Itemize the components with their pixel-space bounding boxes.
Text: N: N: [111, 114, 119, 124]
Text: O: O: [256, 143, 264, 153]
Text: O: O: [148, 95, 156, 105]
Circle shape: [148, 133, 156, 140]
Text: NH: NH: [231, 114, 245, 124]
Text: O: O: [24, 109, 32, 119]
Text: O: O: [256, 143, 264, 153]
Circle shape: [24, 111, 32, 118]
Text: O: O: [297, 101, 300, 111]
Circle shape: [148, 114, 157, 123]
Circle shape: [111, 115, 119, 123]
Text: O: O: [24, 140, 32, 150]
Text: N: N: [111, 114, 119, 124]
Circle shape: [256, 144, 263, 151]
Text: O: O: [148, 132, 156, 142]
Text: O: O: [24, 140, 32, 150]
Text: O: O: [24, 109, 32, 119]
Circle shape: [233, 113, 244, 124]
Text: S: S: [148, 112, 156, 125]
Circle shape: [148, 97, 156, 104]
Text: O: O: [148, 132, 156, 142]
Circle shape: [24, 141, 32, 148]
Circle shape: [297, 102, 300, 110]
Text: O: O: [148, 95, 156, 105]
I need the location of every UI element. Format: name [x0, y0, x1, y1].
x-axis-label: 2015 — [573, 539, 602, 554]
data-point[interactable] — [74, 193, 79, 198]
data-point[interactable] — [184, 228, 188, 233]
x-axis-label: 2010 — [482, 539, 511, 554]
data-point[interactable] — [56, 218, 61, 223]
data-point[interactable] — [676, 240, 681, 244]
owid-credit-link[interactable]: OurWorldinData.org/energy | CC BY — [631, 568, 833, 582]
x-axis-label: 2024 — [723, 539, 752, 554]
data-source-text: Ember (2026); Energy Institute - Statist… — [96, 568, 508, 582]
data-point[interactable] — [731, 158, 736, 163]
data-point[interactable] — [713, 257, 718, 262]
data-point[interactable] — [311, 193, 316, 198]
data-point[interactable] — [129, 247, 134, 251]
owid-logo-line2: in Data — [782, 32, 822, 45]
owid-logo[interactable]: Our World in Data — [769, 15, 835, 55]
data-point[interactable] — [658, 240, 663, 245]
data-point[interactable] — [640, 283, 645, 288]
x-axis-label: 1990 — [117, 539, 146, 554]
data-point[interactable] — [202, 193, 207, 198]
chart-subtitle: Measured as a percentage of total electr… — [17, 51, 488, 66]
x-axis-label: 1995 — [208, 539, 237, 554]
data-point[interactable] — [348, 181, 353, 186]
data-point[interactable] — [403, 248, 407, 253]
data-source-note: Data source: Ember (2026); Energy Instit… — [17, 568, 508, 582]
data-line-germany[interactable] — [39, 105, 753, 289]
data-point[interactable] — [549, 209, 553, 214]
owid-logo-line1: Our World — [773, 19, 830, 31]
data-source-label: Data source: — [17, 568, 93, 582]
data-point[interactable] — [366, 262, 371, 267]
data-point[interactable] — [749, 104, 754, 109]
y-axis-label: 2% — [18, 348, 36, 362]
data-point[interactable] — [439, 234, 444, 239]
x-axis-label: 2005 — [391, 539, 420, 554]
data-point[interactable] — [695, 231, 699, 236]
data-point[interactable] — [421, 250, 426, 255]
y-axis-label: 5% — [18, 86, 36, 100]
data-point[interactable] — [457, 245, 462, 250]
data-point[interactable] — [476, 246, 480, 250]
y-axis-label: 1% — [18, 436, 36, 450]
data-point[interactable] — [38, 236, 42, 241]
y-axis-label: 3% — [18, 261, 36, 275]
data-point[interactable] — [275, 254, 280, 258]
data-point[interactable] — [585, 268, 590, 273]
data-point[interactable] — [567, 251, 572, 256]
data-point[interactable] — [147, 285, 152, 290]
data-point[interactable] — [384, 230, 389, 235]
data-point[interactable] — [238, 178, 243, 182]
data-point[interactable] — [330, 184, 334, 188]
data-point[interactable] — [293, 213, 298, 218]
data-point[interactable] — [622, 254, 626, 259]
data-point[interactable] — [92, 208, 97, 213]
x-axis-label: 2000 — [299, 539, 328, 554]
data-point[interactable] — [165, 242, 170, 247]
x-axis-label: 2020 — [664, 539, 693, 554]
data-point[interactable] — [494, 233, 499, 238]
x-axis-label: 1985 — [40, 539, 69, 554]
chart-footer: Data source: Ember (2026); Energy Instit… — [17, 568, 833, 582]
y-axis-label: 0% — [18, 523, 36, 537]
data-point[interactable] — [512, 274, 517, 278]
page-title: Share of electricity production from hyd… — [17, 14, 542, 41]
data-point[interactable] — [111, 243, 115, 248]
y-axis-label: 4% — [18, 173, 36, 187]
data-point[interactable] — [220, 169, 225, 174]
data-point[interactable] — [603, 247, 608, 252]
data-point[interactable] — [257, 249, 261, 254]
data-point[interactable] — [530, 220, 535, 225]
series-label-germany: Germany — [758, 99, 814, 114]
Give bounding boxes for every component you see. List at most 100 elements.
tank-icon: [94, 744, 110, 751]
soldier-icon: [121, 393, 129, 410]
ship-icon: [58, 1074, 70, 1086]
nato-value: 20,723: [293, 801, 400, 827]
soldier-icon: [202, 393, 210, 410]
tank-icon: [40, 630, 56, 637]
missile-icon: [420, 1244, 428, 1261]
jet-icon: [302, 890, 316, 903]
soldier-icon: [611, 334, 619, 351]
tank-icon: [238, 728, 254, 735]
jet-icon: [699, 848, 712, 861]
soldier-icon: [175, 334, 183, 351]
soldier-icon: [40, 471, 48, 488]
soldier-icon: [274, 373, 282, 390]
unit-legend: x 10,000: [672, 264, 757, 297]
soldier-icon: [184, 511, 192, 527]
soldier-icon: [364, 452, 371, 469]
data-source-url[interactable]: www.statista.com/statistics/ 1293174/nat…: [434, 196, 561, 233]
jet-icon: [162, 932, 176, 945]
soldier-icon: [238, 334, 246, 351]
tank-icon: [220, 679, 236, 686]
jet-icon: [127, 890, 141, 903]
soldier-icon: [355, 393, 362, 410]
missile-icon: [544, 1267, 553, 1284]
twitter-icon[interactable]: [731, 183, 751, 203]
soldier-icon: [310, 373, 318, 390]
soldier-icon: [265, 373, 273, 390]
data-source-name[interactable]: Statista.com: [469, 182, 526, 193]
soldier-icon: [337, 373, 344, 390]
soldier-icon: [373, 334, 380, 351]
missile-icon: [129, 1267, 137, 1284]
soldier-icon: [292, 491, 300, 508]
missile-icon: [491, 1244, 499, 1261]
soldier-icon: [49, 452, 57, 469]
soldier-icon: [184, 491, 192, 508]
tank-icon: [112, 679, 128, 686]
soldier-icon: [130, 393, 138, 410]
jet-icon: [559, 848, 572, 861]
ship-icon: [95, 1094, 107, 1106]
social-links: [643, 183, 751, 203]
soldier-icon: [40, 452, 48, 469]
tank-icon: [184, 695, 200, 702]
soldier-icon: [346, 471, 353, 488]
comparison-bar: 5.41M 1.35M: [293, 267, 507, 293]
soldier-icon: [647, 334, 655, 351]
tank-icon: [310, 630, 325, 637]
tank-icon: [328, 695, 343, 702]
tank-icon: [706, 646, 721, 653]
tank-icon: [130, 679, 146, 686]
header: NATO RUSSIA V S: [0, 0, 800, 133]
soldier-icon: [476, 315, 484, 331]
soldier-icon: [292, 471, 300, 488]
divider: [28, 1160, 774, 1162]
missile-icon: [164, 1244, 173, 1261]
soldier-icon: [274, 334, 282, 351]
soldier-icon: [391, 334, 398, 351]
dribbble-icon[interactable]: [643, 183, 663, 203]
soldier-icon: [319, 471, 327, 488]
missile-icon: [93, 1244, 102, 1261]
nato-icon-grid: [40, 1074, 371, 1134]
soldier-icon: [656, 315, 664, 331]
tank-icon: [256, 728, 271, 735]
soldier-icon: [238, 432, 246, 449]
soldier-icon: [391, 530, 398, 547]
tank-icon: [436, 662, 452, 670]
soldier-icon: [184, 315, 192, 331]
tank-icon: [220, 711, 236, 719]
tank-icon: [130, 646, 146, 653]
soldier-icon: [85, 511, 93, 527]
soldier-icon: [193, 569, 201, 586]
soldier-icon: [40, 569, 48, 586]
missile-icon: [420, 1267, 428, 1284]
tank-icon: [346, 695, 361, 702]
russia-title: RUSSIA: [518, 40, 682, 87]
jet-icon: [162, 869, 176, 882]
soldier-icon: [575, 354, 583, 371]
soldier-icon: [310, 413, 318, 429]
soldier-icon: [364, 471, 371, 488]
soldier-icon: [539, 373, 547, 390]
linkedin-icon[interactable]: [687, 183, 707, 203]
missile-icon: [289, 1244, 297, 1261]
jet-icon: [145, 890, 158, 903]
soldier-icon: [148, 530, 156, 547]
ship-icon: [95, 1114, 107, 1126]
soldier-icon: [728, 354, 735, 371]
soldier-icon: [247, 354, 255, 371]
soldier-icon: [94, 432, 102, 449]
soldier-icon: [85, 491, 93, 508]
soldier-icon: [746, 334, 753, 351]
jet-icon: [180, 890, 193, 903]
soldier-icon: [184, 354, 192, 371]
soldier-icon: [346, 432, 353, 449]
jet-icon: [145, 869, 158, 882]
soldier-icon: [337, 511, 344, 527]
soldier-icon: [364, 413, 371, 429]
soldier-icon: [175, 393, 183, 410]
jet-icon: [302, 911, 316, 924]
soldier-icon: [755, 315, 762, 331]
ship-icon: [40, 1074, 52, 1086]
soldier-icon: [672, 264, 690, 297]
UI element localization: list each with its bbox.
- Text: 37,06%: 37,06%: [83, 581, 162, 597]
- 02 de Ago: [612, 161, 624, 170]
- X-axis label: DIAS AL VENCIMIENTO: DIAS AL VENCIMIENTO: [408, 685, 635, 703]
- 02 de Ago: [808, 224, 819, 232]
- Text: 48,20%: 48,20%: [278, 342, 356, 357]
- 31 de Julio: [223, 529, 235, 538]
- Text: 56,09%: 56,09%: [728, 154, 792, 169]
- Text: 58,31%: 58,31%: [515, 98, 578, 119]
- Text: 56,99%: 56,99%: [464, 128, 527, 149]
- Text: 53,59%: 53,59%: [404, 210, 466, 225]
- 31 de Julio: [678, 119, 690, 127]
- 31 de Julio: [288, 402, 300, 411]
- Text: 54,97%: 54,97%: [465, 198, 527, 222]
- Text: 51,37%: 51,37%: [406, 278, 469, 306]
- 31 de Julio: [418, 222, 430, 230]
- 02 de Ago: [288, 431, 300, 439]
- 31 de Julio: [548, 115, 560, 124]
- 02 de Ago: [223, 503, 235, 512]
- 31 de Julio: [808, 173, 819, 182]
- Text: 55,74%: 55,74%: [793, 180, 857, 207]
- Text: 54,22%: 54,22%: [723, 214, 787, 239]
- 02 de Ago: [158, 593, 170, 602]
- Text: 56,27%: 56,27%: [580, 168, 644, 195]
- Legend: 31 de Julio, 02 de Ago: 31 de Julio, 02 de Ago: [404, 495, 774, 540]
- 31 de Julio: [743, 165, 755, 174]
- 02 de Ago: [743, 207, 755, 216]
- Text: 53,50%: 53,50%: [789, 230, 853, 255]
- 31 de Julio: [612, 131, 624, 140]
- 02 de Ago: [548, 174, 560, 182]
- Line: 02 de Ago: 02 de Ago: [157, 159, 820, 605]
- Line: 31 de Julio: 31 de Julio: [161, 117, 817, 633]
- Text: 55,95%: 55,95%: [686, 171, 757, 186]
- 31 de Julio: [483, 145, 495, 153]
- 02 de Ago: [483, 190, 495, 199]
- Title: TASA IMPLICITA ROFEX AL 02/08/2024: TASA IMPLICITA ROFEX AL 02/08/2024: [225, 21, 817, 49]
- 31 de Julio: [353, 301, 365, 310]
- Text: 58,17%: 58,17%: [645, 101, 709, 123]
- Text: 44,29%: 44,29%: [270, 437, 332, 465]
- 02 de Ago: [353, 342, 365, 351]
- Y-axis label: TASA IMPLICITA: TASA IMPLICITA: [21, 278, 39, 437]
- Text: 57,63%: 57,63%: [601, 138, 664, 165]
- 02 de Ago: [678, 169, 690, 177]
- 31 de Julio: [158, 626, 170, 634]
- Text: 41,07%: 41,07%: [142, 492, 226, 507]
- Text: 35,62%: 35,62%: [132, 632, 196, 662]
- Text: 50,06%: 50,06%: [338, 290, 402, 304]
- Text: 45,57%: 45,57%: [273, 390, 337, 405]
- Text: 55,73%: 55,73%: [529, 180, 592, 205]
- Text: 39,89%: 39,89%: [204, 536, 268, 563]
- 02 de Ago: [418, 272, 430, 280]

-- Exercise task --
Repeat the records from their start up to and including the line with "owid-logo-line2: in Data — [782, 32, 822, 45]", substituting "Ellipse shape" for "Circle shape" and leaving everything else unchanged.

-- Exercise solution --
Itemize the components with their pixel-space bounding boxes.
Text: N: N: [111, 114, 119, 124]
Text: O: O: [256, 143, 264, 153]
Text: O: O: [148, 95, 156, 105]
Ellipse shape: [148, 133, 156, 140]
Text: NH: NH: [231, 114, 245, 124]
Text: O: O: [24, 109, 32, 119]
Text: O: O: [256, 143, 264, 153]
Ellipse shape: [24, 111, 32, 118]
Text: O: O: [297, 101, 300, 111]
Ellipse shape: [148, 114, 157, 123]
Ellipse shape: [111, 115, 119, 123]
Text: O: O: [24, 140, 32, 150]
Text: N: N: [111, 114, 119, 124]
Ellipse shape: [256, 144, 263, 151]
Text: O: O: [148, 132, 156, 142]
Text: O: O: [24, 140, 32, 150]
Text: O: O: [24, 109, 32, 119]
Ellipse shape: [233, 113, 244, 124]
Text: S: S: [148, 112, 156, 125]
Ellipse shape: [148, 97, 156, 104]
Text: O: O: [148, 132, 156, 142]
Ellipse shape: [24, 141, 32, 148]
Ellipse shape: [297, 102, 300, 110]
Text: O: O: [148, 95, 156, 105]
I need the location of every UI element. Format: name [x0, y0, x1, y1].
x-axis-label: 2015 — [573, 539, 602, 554]
data-point[interactable] — [74, 193, 79, 198]
data-point[interactable] — [184, 228, 188, 233]
x-axis-label: 2010 — [482, 539, 511, 554]
data-point[interactable] — [56, 218, 61, 223]
data-point[interactable] — [676, 240, 681, 244]
owid-credit-link[interactable]: OurWorldinData.org/energy | CC BY — [631, 568, 833, 582]
x-axis-label: 2024 — [723, 539, 752, 554]
data-source-text: Ember (2026); Energy Institute - Statist… — [96, 568, 508, 582]
data-point[interactable] — [731, 158, 736, 163]
data-point[interactable] — [713, 257, 718, 262]
data-point[interactable] — [311, 193, 316, 198]
data-point[interactable] — [129, 247, 134, 251]
owid-logo-line2: in Data — [782, 32, 822, 45]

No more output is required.